* [Records supplied]:
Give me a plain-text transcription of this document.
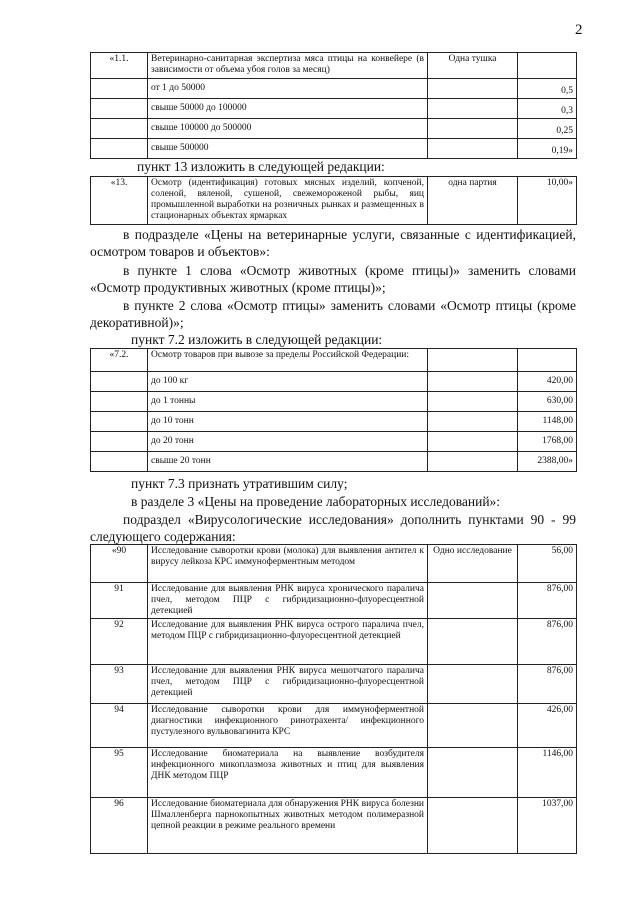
2
«1.1.	Ветеринарно-санитарная экспертиза мяса птицы на конвейере (в зависимости от объема убоя голов за месяц)	Одна тушка	
	от 1 до 50000		0,5
	свыше 50000 до 100000		0,3
	свыше 100000 до 500000		0,25
	свыше 500000		0,19»
пункт 13 изложить в следующей редакции:
«13.	Осмотр (идентификация) готовых мясных изделий, копченой, соленой, вяленой, сушеной, свежемороженой рыбы, яиц промышленной выработки на розничных рынках и размещенных в стационарных объектах ярмарках	одна партия	10,00»
в подразделе «Цены на ветеринарные услуги, связанные с идентификацией, осмотром товаров и объектов»:
в пункте 1 слова «Осмотр животных (кроме птицы)» заменить словами «Осмотр продуктивных животных (кроме птицы)»;
в пункте 2 слова «Осмотр птицы» заменить словами «Осмотр птицы (кроме декоративной)»;
пункт 7.2 изложить в следующей редакции:
«7.2.	Осмотр товаров при вывозе за пределы Российской Федерации:		
	до 100 кг		420,00
	до 1 тонны		630,00
	до 10 тонн		1148,00
	до 20 тонн		1768,00
	свыше 20 тонн		2388,00»
пункт 7.3 признать утратившим силу;
в разделе 3 «Цены на проведение лабораторных исследований»:
подраздел «Вирусологические исследования» дополнить пунктами 90 - 99 следующего содержания:
«90	Исследование сыворотки крови (молока) для выявления антител к вирусу лейкоза КРС иммуноферментным методом	Одно исследование	56,00
91	Исследование для выявления РНК вируса хронического паралича пчел, методом ПЦР с гибридизационно-флуоресцентной детекцией		876,00
92	Исследование для выявления РНК вируса острого паралича пчел, методом ПЦР с гибридизационно-флуоресцентной детекцией		876,00
93	Исследование для выявления РНК вируса мешотчатого паралича пчел, методом ПЦР с гибридизационно-флуоресцентной детекцией		876,00
94	Исследование сыворотки крови для иммуноферментной диагностики инфекционного ринотрахента/ инфекционного пустулезного вульвовагинита КРС		426,00
95	Исследование биоматериала на выявление возбудителя инфекционного микоплазмоза животных и птиц для выявления ДНК методом ПЦР		1146,00
96	Исследование биоматериала для обнаружения РНК вируса болезни Шмалленберга парнокопытных животных методом полимеразной цепной реакции в режиме реального времени		1037,00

* [Directions for this task]: Give the material again exactly as it is, but keep the pictures out.

* [Result for this exercise]:
Give me a plain-text transcription of this document.
2
«1.1.	Ветеринарно-санитарная экспертиза мяса птицы на конвейере (в зависимости от объема убоя голов за месяц)	Одна тушка	
	от 1 до 50000		0,5
	свыше 50000 до 100000		0,3
	свыше 100000 до 500000		0,25
	свыше 500000		0,19»
пункт 13 изложить в следующей редакции:
«13.	Осмотр (идентификация) готовых мясных изделий, копченой, соленой, вяленой, сушеной, свежемороженой рыбы, яиц промышленной выработки на розничных рынках и размещенных в стационарных объектах ярмарках	одна партия	10,00»
в подразделе «Цены на ветеринарные услуги, связанные с идентификацией, осмотром товаров и объектов»:
в пункте 1 слова «Осмотр животных (кроме птицы)» заменить словами «Осмотр продуктивных животных (кроме птицы)»;
в пункте 2 слова «Осмотр птицы» заменить словами «Осмотр птицы (кроме декоративной)»;
пункт 7.2 изложить в следующей редакции:
«7.2.	Осмотр товаров при вывозе за пределы Российской Федерации:		
	до 100 кг		420,00
	до 1 тонны		630,00
	до 10 тонн		1148,00
	до 20 тонн		1768,00
	свыше 20 тонн		2388,00»
пункт 7.3 признать утратившим силу;
в разделе 3 «Цены на проведение лабораторных исследований»:
подраздел «Вирусологические исследования» дополнить пунктами 90 - 99 следующего содержания:
«90	Исследование сыворотки крови (молока) для выявления антител к вирусу лейкоза КРС иммуноферментным методом	Одно исследование	56,00
91	Исследование для выявления РНК вируса хронического паралича пчел, методом ПЦР с гибридизационно-флуоресцентной детекцией		876,00
92	Исследование для выявления РНК вируса острого паралича пчел, методом ПЦР с гибридизационно-флуоресцентной детекцией		876,00
93	Исследование для выявления РНК вируса мешотчатого паралича пчел, методом ПЦР с гибридизационно-флуоресцентной детекцией		876,00
94	Исследование сыворотки крови для иммуноферментной диагностики инфекционного ринотрахента/ инфекционного пустулезного вульвовагинита КРС		426,00
95	Исследование биоматериала на выявление возбудителя инфекционного микоплазмоза животных и птиц для выявления ДНК методом ПЦР		1146,00
96	Исследование биоматериала для обнаружения РНК вируса болезни Шмалленберга парнокопытных животных методом полимеразной цепной реакции в режиме реального времени		1037,00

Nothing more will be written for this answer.